Task input —
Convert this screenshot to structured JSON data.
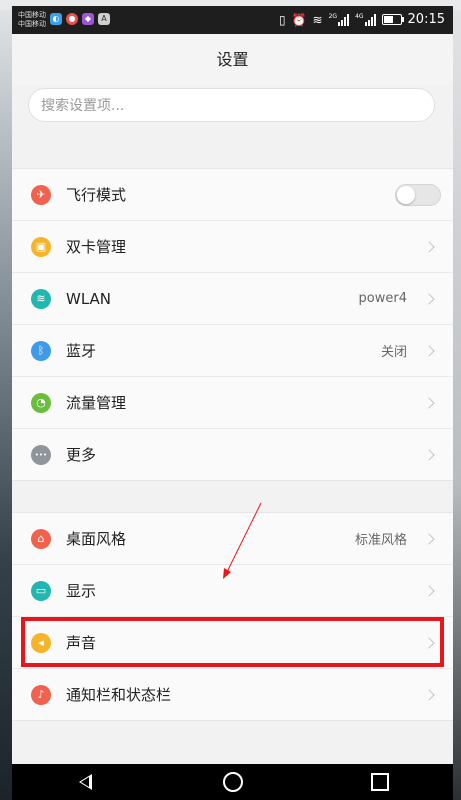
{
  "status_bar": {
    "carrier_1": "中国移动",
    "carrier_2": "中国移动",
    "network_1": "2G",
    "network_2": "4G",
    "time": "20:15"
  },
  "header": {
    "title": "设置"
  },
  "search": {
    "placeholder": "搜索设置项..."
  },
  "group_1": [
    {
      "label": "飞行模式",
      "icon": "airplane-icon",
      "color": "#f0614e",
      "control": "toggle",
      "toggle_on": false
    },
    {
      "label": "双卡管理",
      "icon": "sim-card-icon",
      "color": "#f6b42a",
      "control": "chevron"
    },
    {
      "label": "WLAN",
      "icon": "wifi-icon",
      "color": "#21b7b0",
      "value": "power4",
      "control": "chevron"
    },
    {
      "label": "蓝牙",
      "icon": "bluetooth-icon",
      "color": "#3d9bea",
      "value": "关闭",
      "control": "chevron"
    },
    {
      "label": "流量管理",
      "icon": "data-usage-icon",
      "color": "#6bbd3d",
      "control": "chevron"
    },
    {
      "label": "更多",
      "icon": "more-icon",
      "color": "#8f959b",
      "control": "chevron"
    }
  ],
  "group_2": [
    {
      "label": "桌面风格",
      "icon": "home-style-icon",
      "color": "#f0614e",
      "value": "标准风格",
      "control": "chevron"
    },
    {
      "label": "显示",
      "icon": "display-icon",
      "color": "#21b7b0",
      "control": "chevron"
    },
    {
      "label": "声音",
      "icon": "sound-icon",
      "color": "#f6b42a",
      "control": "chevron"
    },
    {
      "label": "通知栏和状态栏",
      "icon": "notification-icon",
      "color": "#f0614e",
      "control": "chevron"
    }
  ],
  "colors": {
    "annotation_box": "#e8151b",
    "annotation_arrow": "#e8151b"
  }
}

What is asked —
Where a line holds "data", copy it out.

Written response —
Convert this screenshot to structured JSON data.
      "icon": "data-usage-icon",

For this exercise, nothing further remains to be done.